** start SUPPLIED MATERIAL **

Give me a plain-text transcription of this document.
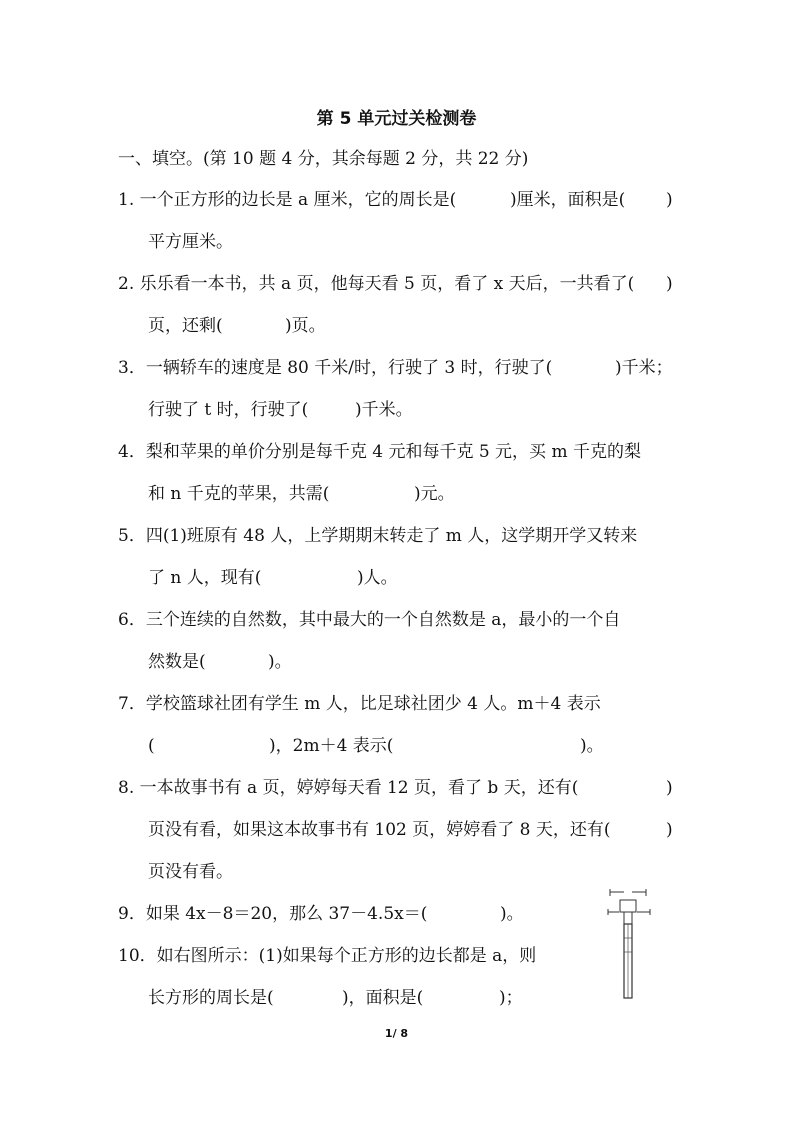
第 5 单元过关检测卷
一、填空。(第 10 题 4 分，其余每题 2 分，共 22 分)
1. 一个正方形的边长是 a 厘米，它的周长是(	)厘米，面积是( )
平方厘米。
2. 乐乐看一本书，共 a 页，他每天看 5 页，看了 x 天后，一共看了( )
页，还剩(	)页。
3．一辆轿车的速度是 80 千米/时，行驶了 3 时，行驶了(	)千米；
行驶了 t 时，行驶了(	)千米。
4．梨和苹果的单价分别是每千克 4 元和每千克 5 元，买 m 千克的梨
和 n 千克的苹果，共需(	)元。
5．四(1)班原有 48 人，上学期期末转走了 m 人，这学期开学又转来
了 n 人，现有(	)人。
6．三个连续的自然数，其中最大的一个自然数是 a，最小的一个自
然数是(	)。
7．学校篮球社团有学生 m 人，比足球社团少 4 人。m＋4 表示
(	)，2m＋4 表示(	)。
8. 一本故事书有 a 页，婷婷每天看 12 页，看了 b 天，还有(	)
页没有看，如果这本故事书有 102 页，婷婷看了 8 天，还有(	)
页没有看。
9．如果 4x－8＝20，那么 37－4.5x＝(	)。
10．如右图所示：(1)如果每个正方形的边长都是 a，则
长方形的周长是(	)，面积是(	)；
1/ 8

** end SUPPLIED MATERIAL **

**PROBLEM:** Pictures are excluded; repeat every record exactly.

**OUTPUT OF THE EXERCISE:**
Give me a plain-text transcription of this document.
第 5 单元过关检测卷
一、填空。(第 10 题 4 分，其余每题 2 分，共 22 分)
1. 一个正方形的边长是 a 厘米，它的周长是(	)厘米，面积是( )
平方厘米。
2. 乐乐看一本书，共 a 页，他每天看 5 页，看了 x 天后，一共看了( )
页，还剩(	)页。
3．一辆轿车的速度是 80 千米/时，行驶了 3 时，行驶了(	)千米；
行驶了 t 时，行驶了(	)千米。
4．梨和苹果的单价分别是每千克 4 元和每千克 5 元，买 m 千克的梨
和 n 千克的苹果，共需(	)元。
5．四(1)班原有 48 人，上学期期末转走了 m 人，这学期开学又转来
了 n 人，现有(	)人。
6．三个连续的自然数，其中最大的一个自然数是 a，最小的一个自
然数是(	)。
7．学校篮球社团有学生 m 人，比足球社团少 4 人。m＋4 表示
(	)，2m＋4 表示(	)。
8. 一本故事书有 a 页，婷婷每天看 12 页，看了 b 天，还有(	)
页没有看，如果这本故事书有 102 页，婷婷看了 8 天，还有(	)
页没有看。
9．如果 4x－8＝20，那么 37－4.5x＝(	)。
10．如右图所示：(1)如果每个正方形的边长都是 a，则
长方形的周长是(	)，面积是(	)；
1/ 8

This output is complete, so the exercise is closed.